Given exercise | No images are to be carried over; print all other material exactly as it stands.

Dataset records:
━━━━━━━━

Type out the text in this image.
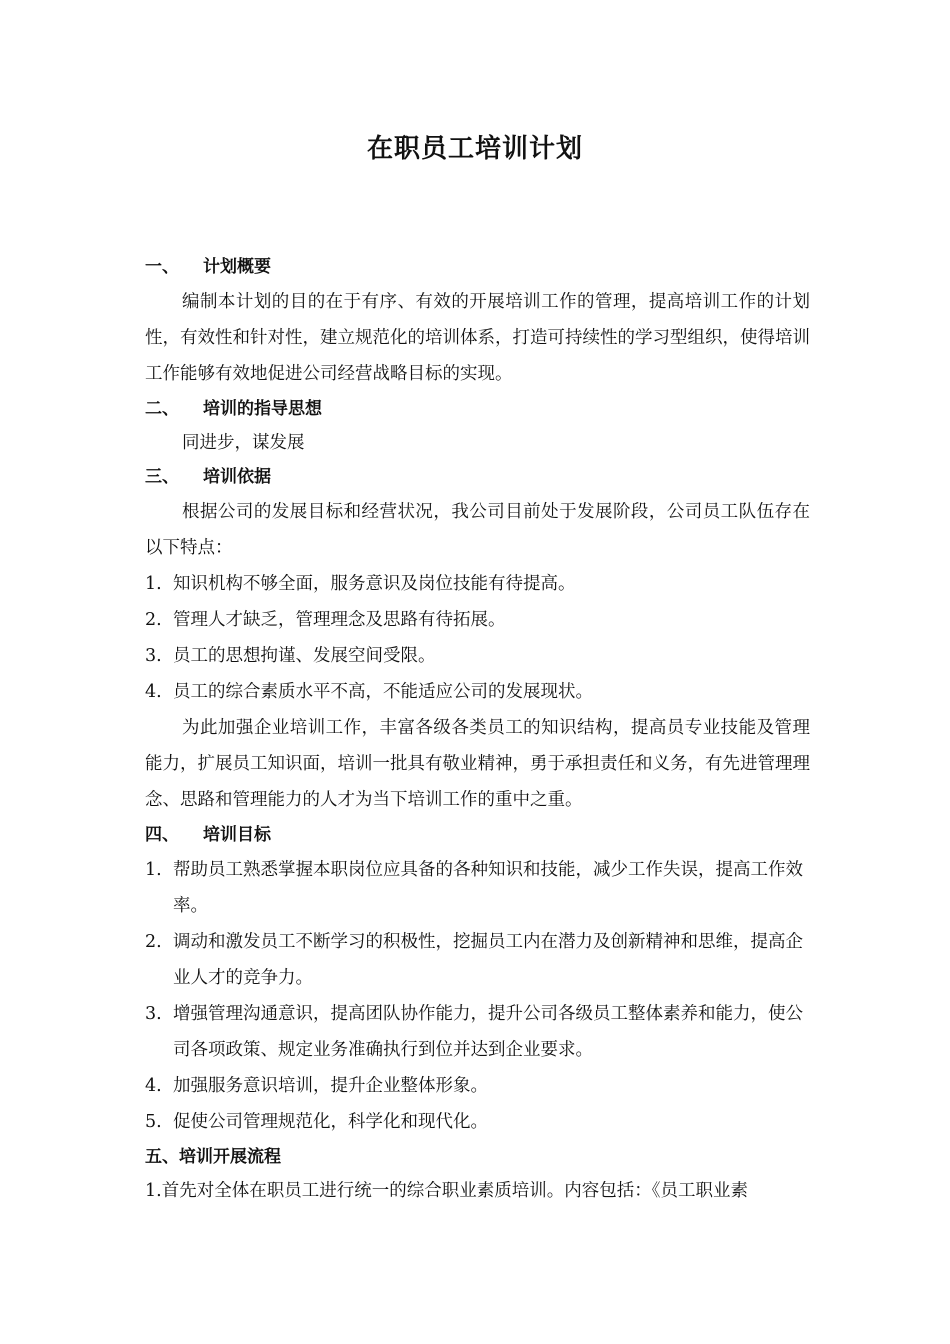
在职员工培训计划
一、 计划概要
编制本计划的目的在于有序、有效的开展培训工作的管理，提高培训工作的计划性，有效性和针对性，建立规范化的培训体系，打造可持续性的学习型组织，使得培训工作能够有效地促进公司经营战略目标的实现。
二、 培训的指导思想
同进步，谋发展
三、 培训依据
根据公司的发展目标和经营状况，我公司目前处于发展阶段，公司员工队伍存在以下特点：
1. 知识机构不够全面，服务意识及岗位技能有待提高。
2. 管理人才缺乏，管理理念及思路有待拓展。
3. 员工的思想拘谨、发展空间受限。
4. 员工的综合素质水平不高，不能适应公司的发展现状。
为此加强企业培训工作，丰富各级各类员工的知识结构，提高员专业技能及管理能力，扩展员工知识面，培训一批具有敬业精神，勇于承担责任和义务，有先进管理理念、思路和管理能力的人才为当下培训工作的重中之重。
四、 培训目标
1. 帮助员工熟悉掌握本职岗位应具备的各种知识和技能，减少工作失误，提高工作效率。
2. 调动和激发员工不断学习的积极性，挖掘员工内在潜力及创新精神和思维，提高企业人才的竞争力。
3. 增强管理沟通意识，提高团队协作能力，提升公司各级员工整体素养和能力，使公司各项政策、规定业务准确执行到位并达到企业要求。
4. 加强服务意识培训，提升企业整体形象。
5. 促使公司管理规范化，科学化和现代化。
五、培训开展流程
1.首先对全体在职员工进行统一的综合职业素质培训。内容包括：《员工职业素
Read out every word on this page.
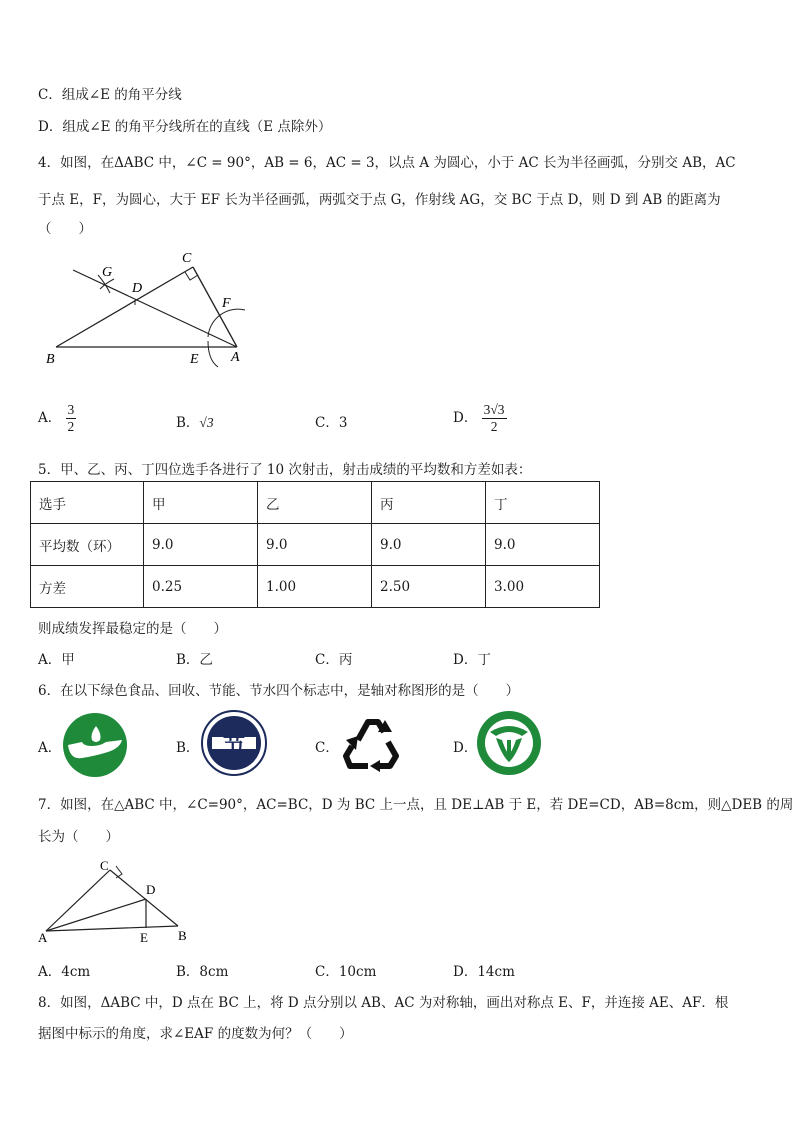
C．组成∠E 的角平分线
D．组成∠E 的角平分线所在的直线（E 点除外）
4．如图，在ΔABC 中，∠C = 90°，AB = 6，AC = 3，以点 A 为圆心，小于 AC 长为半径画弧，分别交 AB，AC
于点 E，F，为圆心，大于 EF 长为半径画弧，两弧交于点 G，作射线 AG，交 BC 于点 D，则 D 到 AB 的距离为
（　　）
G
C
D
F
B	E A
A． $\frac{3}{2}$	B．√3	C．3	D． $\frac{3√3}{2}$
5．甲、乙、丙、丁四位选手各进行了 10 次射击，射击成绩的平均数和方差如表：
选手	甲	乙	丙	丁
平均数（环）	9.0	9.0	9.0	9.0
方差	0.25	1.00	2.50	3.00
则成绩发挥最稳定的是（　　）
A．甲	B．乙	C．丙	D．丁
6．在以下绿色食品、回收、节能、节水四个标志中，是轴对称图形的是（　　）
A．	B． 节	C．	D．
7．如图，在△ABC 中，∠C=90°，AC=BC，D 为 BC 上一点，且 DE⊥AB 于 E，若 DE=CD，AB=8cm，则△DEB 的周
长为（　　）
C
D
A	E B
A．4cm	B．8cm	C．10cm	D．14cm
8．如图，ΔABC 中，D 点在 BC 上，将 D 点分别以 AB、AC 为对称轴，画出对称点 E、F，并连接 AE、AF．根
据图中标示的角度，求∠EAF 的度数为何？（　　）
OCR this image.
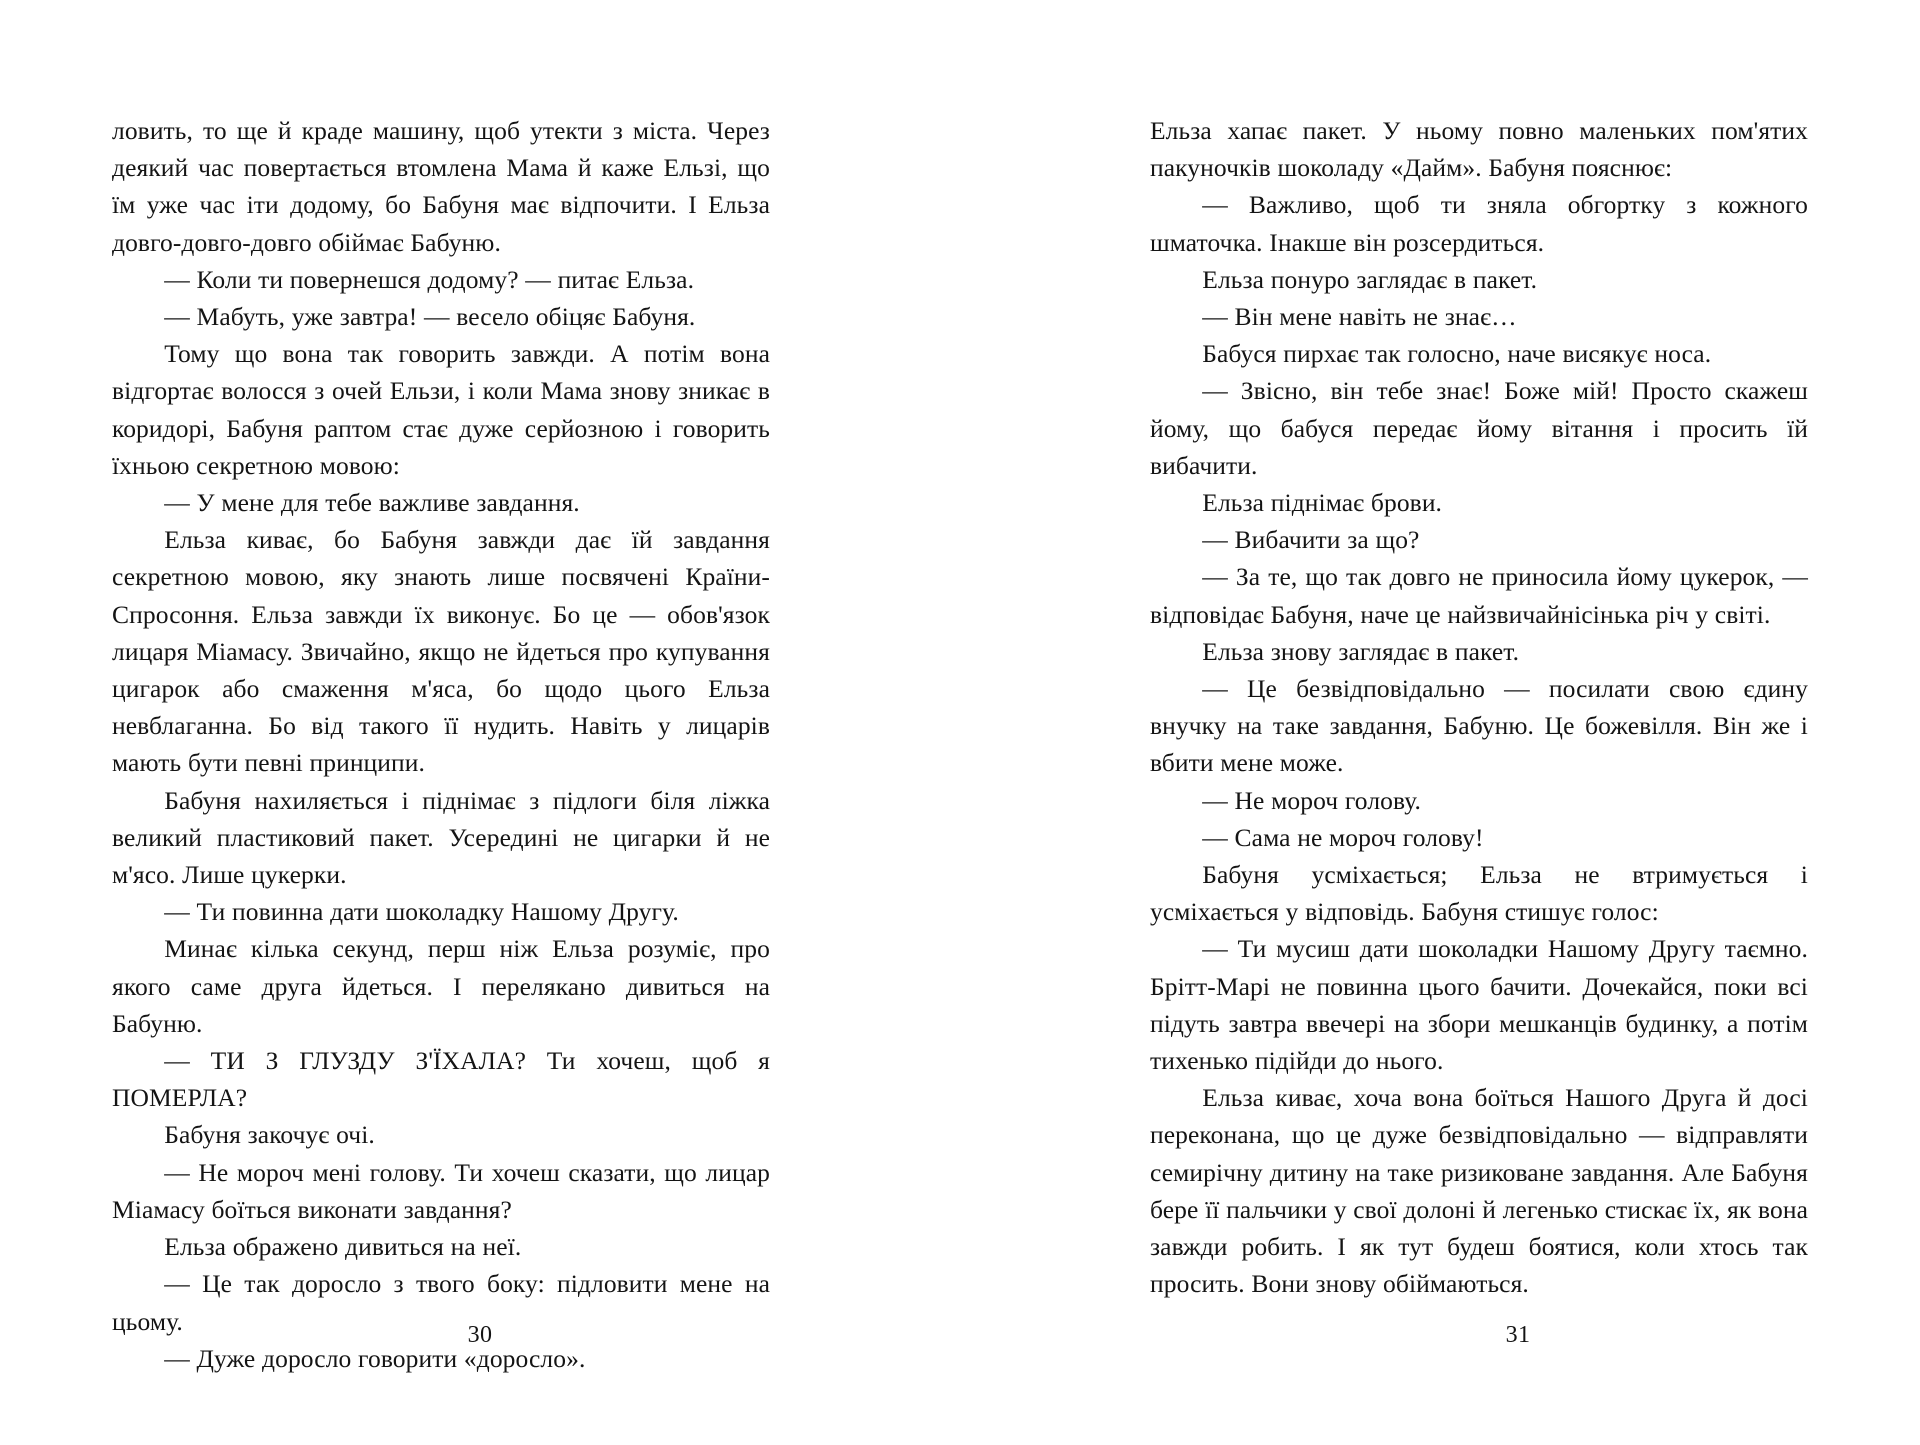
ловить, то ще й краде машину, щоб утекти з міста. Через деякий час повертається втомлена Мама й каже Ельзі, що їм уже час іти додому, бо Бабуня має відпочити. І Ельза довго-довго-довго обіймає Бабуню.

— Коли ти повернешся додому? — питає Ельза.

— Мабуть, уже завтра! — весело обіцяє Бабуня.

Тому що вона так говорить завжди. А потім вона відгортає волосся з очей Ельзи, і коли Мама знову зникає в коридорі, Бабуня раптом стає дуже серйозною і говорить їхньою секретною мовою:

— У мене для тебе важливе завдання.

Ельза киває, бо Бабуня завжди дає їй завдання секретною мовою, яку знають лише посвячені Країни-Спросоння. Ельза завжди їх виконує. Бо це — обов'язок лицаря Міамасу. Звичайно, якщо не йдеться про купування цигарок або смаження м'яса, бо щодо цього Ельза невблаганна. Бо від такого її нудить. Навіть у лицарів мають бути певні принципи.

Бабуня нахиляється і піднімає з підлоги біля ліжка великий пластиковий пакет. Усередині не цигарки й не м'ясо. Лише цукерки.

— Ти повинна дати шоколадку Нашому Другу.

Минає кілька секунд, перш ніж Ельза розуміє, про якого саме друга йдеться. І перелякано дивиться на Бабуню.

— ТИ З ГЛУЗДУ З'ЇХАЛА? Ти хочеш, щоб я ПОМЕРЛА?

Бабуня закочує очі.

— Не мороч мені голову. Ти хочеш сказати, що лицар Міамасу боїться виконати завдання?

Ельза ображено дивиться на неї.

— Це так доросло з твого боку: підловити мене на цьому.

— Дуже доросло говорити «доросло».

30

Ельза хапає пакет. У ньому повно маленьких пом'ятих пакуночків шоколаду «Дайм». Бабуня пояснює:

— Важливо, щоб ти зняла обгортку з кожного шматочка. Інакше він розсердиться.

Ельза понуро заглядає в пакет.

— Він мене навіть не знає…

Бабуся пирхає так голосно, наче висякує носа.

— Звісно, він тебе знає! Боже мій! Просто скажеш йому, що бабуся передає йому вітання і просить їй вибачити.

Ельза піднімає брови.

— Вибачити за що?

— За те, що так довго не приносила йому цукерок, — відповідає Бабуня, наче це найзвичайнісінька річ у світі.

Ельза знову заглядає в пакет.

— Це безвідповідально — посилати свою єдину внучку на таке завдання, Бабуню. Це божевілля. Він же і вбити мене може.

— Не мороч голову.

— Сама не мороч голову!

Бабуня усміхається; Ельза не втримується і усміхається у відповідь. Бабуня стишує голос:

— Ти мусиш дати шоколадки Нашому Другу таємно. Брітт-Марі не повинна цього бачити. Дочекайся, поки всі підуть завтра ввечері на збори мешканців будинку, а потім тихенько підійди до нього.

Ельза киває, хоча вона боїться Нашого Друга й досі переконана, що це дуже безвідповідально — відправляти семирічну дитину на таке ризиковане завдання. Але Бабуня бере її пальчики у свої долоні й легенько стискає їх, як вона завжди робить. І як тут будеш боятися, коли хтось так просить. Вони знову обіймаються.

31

━━━━━━━━

Written answer |
Type out the text in this image.
在职员工培训计划
一、 计划概要
编制本计划的目的在于有序、有效的开展培训工作的管理，提高培训工作的计划性，有效性和针对性，建立规范化的培训体系，打造可持续性的学习型组织，使得培训工作能够有效地促进公司经营战略目标的实现。
二、 培训的指导思想
同进步，谋发展
三、 培训依据
根据公司的发展目标和经营状况，我公司目前处于发展阶段，公司员工队伍存在以下特点：
1. 知识机构不够全面，服务意识及岗位技能有待提高。
2. 管理人才缺乏，管理理念及思路有待拓展。
3. 员工的思想拘谨、发展空间受限。
4. 员工的综合素质水平不高，不能适应公司的发展现状。
为此加强企业培训工作，丰富各级各类员工的知识结构，提高员专业技能及管理能力，扩展员工知识面，培训一批具有敬业精神，勇于承担责任和义务，有先进管理理念、思路和管理能力的人才为当下培训工作的重中之重。
四、 培训目标
1. 帮助员工熟悉掌握本职岗位应具备的各种知识和技能，减少工作失误，提高工作效率。
2. 调动和激发员工不断学习的积极性，挖掘员工内在潜力及创新精神和思维，提高企业人才的竞争力。
3. 增强管理沟通意识，提高团队协作能力，提升公司各级员工整体素养和能力，使公司各项政策、规定业务准确执行到位并达到企业要求。
4. 加强服务意识培训，提升企业整体形象。
5. 促使公司管理规范化，科学化和现代化。
五、培训开展流程
1.首先对全体在职员工进行统一的综合职业素质培训。内容包括：《员工职业素
Read out every word on this page.
C．组成∠E 的角平分线
D．组成∠E 的角平分线所在的直线（E 点除外）
4．如图，在ΔABC 中，∠C = 90°，AB = 6，AC = 3，以点 A 为圆心，小于 AC 长为半径画弧，分别交 AB，AC
于点 E，F，为圆心，大于 EF 长为半径画弧，两弧交于点 G，作射线 AG，交 BC 于点 D，则 D 到 AB 的距离为
（　　）
G
C
D
F
B	E A
A． $\frac{3}{2}$	B．√3	C．3	D． $\frac{3√3}{2}$
5．甲、乙、丙、丁四位选手各进行了 10 次射击，射击成绩的平均数和方差如表：
选手	甲	乙	丙	丁
平均数（环）	9.0	9.0	9.0	9.0
方差	0.25	1.00	2.50	3.00
则成绩发挥最稳定的是（　　）
A．甲	B．乙	C．丙	D．丁
6．在以下绿色食品、回收、节能、节水四个标志中，是轴对称图形的是（　　）
A．	B． 节	C．	D．
7．如图，在△ABC 中，∠C=90°，AC=BC，D 为 BC 上一点，且 DE⊥AB 于 E，若 DE=CD，AB=8cm，则△DEB 的周
长为（　　）
C
D
A	E B
A．4cm	B．8cm	C．10cm	D．14cm
8．如图，ΔABC 中，D 点在 BC 上，将 D 点分别以 AB、AC 为对称轴，画出对称点 E、F，并连接 AE、AF．根
据图中标示的角度，求∠EAF 的度数为何？（　　）
OCR this image.
ловить, то ще й краде машину, щоб утекти з міста. Через деякий час повертається втомлена Мама й каже Ельзі, що їм уже час іти додому, бо Бабуня має відпочити. І Ельза довго-довго-довго обіймає Бабуню.

— Коли ти повернешся додому? — питає Ельза.

— Мабуть, уже завтра! — весело обіцяє Бабуня.

Тому що вона так говорить завжди. А потім вона відгортає волосся з очей Ельзи, і коли Мама знову зникає в коридорі, Бабуня раптом стає дуже серйозною і говорить їхньою секретною мовою:

— У мене для тебе важливе завдання.

Ельза киває, бо Бабуня завжди дає їй завдання секретною мовою, яку знають лише посвячені Країни-Спросоння. Ельза завжди їх виконує. Бо це — обов'язок лицаря Міамасу. Звичайно, якщо не йдеться про купування цигарок або смаження м'яса, бо щодо цього Ельза невблаганна. Бо від такого її нудить. Навіть у лицарів мають бути певні принципи.

Бабуня нахиляється і піднімає з підлоги біля ліжка великий пластиковий пакет. Усередині не цигарки й не м'ясо. Лише цукерки.

— Ти повинна дати шоколадку Нашому Другу.

Минає кілька секунд, перш ніж Ельза розуміє, про якого саме друга йдеться. І перелякано дивиться на Бабуню.

— ТИ З ГЛУЗДУ З'ЇХАЛА? Ти хочеш, щоб я ПОМЕРЛА?

Бабуня закочує очі.

— Не мороч мені голову. Ти хочеш сказати, що лицар Міамасу боїться виконати завдання?

Ельза ображено дивиться на неї.

— Це так доросло з твого боку: підловити мене на цьому.

— Дуже доросло говорити «доросло».

30

Ельза хапає пакет. У ньому повно маленьких пом'ятих пакуночків шоколаду «Дайм». Бабуня пояснює:

— Важливо, щоб ти зняла обгортку з кожного шматочка. Інакше він розсердиться.

Ельза понуро заглядає в пакет.

— Він мене навіть не знає…

Бабуся пирхає так голосно, наче висякує носа.

— Звісно, він тебе знає! Боже мій! Просто скажеш йому, що бабуся передає йому вітання і просить їй вибачити.

Ельза піднімає брови.

— Вибачити за що?

— За те, що так довго не приносила йому цукерок, — відповідає Бабуня, наче це найзвичайнісінька річ у світі.

Ельза знову заглядає в пакет.

— Це безвідповідально — посилати свою єдину внучку на таке завдання, Бабуню. Це божевілля. Він же і вбити мене може.

— Не мороч голову.

— Сама не мороч голову!

Бабуня усміхається; Ельза не втримується і усміхається у відповідь. Бабуня стишує голос:

— Ти мусиш дати шоколадки Нашому Другу таємно. Брітт-Марі не повинна цього бачити. Дочекайся, поки всі підуть завтра ввечері на збори мешканців будинку, а потім тихенько підійди до нього.

Ельза киває, хоча вона боїться Нашого Друга й досі переконана, що це дуже безвідповідально — відправляти семирічну дитину на таке ризиковане завдання. Але Бабуня бере її пальчики у свої долоні й легенько стискає їх, як вона завжди робить. І як тут будеш боятися, коли хтось так просить. Вони знову обіймаються.

31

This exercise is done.